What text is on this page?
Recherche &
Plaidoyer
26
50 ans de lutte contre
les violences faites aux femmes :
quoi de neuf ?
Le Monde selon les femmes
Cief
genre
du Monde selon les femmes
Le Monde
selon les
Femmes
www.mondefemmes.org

####################

-- TASK STATEMENT --
Among the lines above, determine how many hold the word "selon"; report the figure alone.

-- RESULT OF THIS EXERCISE --
3